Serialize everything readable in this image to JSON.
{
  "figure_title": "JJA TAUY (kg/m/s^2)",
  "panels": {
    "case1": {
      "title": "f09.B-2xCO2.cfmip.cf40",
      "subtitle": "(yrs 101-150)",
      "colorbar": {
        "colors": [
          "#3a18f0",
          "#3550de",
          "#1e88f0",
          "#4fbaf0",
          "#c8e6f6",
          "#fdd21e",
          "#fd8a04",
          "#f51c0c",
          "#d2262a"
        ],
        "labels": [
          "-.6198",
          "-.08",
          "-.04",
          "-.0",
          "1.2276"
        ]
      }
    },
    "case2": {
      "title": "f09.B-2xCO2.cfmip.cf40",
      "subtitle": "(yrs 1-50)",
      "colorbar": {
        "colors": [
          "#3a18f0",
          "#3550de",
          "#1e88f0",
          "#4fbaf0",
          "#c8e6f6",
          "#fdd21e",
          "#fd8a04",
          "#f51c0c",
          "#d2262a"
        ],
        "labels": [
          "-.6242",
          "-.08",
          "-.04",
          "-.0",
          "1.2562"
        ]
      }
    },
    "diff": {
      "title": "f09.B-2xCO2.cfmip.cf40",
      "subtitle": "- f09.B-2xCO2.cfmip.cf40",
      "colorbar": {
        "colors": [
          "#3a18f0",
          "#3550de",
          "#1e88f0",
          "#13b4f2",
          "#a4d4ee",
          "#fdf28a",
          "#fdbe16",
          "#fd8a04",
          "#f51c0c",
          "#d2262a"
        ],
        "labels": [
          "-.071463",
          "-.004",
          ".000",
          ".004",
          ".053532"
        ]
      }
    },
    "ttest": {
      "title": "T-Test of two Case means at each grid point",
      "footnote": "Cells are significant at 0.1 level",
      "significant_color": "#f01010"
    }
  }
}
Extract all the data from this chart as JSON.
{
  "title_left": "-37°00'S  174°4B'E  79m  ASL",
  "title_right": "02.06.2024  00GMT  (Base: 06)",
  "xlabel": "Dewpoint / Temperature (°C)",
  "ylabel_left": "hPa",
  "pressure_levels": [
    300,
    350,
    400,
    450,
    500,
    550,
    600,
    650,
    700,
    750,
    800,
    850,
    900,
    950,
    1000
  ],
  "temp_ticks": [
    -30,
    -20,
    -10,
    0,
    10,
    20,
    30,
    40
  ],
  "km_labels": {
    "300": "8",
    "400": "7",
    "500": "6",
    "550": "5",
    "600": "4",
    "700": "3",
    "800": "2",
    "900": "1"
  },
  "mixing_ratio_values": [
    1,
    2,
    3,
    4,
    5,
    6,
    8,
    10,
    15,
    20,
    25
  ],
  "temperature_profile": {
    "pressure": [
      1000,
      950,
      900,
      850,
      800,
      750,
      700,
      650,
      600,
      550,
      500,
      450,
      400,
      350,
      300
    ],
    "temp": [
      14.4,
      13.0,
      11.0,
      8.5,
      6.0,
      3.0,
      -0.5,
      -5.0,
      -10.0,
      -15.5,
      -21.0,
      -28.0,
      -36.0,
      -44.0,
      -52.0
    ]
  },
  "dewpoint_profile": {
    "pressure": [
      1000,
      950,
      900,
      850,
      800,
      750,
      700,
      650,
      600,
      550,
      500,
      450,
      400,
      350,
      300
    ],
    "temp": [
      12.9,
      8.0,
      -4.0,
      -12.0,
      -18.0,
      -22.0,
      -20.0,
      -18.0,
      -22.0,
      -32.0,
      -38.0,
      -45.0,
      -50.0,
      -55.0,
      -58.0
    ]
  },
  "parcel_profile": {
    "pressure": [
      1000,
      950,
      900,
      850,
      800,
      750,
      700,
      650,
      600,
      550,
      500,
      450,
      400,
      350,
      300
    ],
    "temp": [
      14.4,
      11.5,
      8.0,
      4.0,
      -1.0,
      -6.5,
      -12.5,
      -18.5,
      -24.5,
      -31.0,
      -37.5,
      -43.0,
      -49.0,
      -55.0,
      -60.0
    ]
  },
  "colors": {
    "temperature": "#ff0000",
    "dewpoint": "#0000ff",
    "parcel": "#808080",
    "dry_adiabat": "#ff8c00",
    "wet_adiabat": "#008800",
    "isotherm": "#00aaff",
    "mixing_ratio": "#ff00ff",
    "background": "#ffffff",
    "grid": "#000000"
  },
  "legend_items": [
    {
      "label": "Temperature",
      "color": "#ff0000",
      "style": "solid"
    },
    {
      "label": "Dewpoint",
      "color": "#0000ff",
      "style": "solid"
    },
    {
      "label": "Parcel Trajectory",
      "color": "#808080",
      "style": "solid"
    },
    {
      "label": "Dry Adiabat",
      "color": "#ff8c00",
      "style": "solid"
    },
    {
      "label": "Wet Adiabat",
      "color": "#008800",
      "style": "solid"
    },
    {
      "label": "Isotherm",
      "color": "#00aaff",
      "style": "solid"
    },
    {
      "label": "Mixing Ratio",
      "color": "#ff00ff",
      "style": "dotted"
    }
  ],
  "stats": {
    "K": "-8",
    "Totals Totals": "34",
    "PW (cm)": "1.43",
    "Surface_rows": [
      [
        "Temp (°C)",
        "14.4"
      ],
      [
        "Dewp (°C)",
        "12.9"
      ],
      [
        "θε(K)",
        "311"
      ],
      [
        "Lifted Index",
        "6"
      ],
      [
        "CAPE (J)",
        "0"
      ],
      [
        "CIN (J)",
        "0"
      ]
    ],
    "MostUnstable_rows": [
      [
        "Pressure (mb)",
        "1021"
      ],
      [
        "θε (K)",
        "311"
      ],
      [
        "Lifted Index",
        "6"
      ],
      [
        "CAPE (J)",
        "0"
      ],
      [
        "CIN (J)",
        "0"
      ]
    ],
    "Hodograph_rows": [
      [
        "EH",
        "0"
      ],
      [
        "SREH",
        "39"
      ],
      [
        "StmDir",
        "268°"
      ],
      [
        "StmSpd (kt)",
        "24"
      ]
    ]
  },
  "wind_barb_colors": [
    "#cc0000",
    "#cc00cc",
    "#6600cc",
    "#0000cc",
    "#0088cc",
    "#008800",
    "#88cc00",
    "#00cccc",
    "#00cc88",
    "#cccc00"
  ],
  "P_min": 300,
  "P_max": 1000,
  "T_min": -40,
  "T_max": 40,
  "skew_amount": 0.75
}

● WHAT NEEDS TO BE DONE: Print the material once more, exactly.

● RESPONSE:
Serialize everything readable in this image to JSON.
{
  "figure_title": "JJA TAUY (kg/m/s^2)",
  "panels": {
    "case1": {
      "title": "f09.B-2xCO2.cfmip.cf40",
      "subtitle": "(yrs 101-150)",
      "colorbar": {
        "colors": [
          "#3a18f0",
          "#3550de",
          "#1e88f0",
          "#4fbaf0",
          "#c8e6f6",
          "#fdd21e",
          "#fd8a04",
          "#f51c0c",
          "#d2262a"
        ],
        "labels": [
          "-.6198",
          "-.08",
          "-.04",
          "-.0",
          "1.2276"
        ]
      }
    },
    "case2": {
      "title": "f09.B-2xCO2.cfmip.cf40",
      "subtitle": "(yrs 1-50)",
      "colorbar": {
        "colors": [
          "#3a18f0",
          "#3550de",
          "#1e88f0",
          "#4fbaf0",
          "#c8e6f6",
          "#fdd21e",
          "#fd8a04",
          "#f51c0c",
          "#d2262a"
        ],
        "labels": [
          "-.6242",
          "-.08",
          "-.04",
          "-.0",
          "1.2562"
        ]
      }
    },
    "diff": {
      "title": "f09.B-2xCO2.cfmip.cf40",
      "subtitle": "- f09.B-2xCO2.cfmip.cf40",
      "colorbar": {
        "colors": [
          "#3a18f0",
          "#3550de",
          "#1e88f0",
          "#13b4f2",
          "#a4d4ee",
          "#fdf28a",
          "#fdbe16",
          "#fd8a04",
          "#f51c0c",
          "#d2262a"
        ],
        "labels": [
          "-.071463",
          "-.004",
          ".000",
          ".004",
          ".053532"
        ]
      }
    },
    "ttest": {
      "title": "T-Test of two Case means at each grid point",
      "footnote": "Cells are significant at 0.1 level",
      "significant_color": "#f01010"
    }
  }
}
Extract all the data from this chart as JSON.
{
  "title_left": "-37°00'S  174°4B'E  79m  ASL",
  "title_right": "02.06.2024  00GMT  (Base: 06)",
  "xlabel": "Dewpoint / Temperature (°C)",
  "ylabel_left": "hPa",
  "pressure_levels": [
    300,
    350,
    400,
    450,
    500,
    550,
    600,
    650,
    700,
    750,
    800,
    850,
    900,
    950,
    1000
  ],
  "temp_ticks": [
    -30,
    -20,
    -10,
    0,
    10,
    20,
    30,
    40
  ],
  "km_labels": {
    "300": "8",
    "400": "7",
    "500": "6",
    "550": "5",
    "600": "4",
    "700": "3",
    "800": "2",
    "900": "1"
  },
  "mixing_ratio_values": [
    1,
    2,
    3,
    4,
    5,
    6,
    8,
    10,
    15,
    20,
    25
  ],
  "temperature_profile": {
    "pressure": [
      1000,
      950,
      900,
      850,
      800,
      750,
      700,
      650,
      600,
      550,
      500,
      450,
      400,
      350,
      300
    ],
    "temp": [
      14.4,
      13.0,
      11.0,
      8.5,
      6.0,
      3.0,
      -0.5,
      -5.0,
      -10.0,
      -15.5,
      -21.0,
      -28.0,
      -36.0,
      -44.0,
      -52.0
    ]
  },
  "dewpoint_profile": {
    "pressure": [
      1000,
      950,
      900,
      850,
      800,
      750,
      700,
      650,
      600,
      550,
      500,
      450,
      400,
      350,
      300
    ],
    "temp": [
      12.9,
      8.0,
      -4.0,
      -12.0,
      -18.0,
      -22.0,
      -20.0,
      -18.0,
      -22.0,
      -32.0,
      -38.0,
      -45.0,
      -50.0,
      -55.0,
      -58.0
    ]
  },
  "parcel_profile": {
    "pressure": [
      1000,
      950,
      900,
      850,
      800,
      750,
      700,
      650,
      600,
      550,
      500,
      450,
      400,
      350,
      300
    ],
    "temp": [
      14.4,
      11.5,
      8.0,
      4.0,
      -1.0,
      -6.5,
      -12.5,
      -18.5,
      -24.5,
      -31.0,
      -37.5,
      -43.0,
      -49.0,
      -55.0,
      -60.0
    ]
  },
  "colors": {
    "temperature": "#ff0000",
    "dewpoint": "#0000ff",
    "parcel": "#808080",
    "dry_adiabat": "#ff8c00",
    "wet_adiabat": "#008800",
    "isotherm": "#00aaff",
    "mixing_ratio": "#ff00ff",
    "background": "#ffffff",
    "grid": "#000000"
  },
  "legend_items": [
    {
      "label": "Temperature",
      "color": "#ff0000",
      "style": "solid"
    },
    {
      "label": "Dewpoint",
      "color": "#0000ff",
      "style": "solid"
    },
    {
      "label": "Parcel Trajectory",
      "color": "#808080",
      "style": "solid"
    },
    {
      "label": "Dry Adiabat",
      "color": "#ff8c00",
      "style": "solid"
    },
    {
      "label": "Wet Adiabat",
      "color": "#008800",
      "style": "solid"
    },
    {
      "label": "Isotherm",
      "color": "#00aaff",
      "style": "solid"
    },
    {
      "label": "Mixing Ratio",
      "color": "#ff00ff",
      "style": "dotted"
    }
  ],
  "stats": {
    "K": "-8",
    "Totals Totals": "34",
    "PW (cm)": "1.43",
    "Surface_rows": [
      [
        "Temp (°C)",
        "14.4"
      ],
      [
        "Dewp (°C)",
        "12.9"
      ],
      [
        "θε(K)",
        "311"
      ],
      [
        "Lifted Index",
        "6"
      ],
      [
        "CAPE (J)",
        "0"
      ],
      [
        "CIN (J)",
        "0"
      ]
    ],
    "MostUnstable_rows": [
      [
        "Pressure (mb)",
        "1021"
      ],
      [
        "θε (K)",
        "311"
      ],
      [
        "Lifted Index",
        "6"
      ],
      [
        "CAPE (J)",
        "0"
      ],
      [
        "CIN (J)",
        "0"
      ]
    ],
    "Hodograph_rows": [
      [
        "EH",
        "0"
      ],
      [
        "SREH",
        "39"
      ],
      [
        "StmDir",
        "268°"
      ],
      [
        "StmSpd (kt)",
        "24"
      ]
    ]
  },
  "wind_barb_colors": [
    "#cc0000",
    "#cc00cc",
    "#6600cc",
    "#0000cc",
    "#0088cc",
    "#008800",
    "#88cc00",
    "#00cccc",
    "#00cc88",
    "#cccc00"
  ],
  "P_min": 300,
  "P_max": 1000,
  "T_min": -40,
  "T_max": 40,
  "skew_amount": 0.75
}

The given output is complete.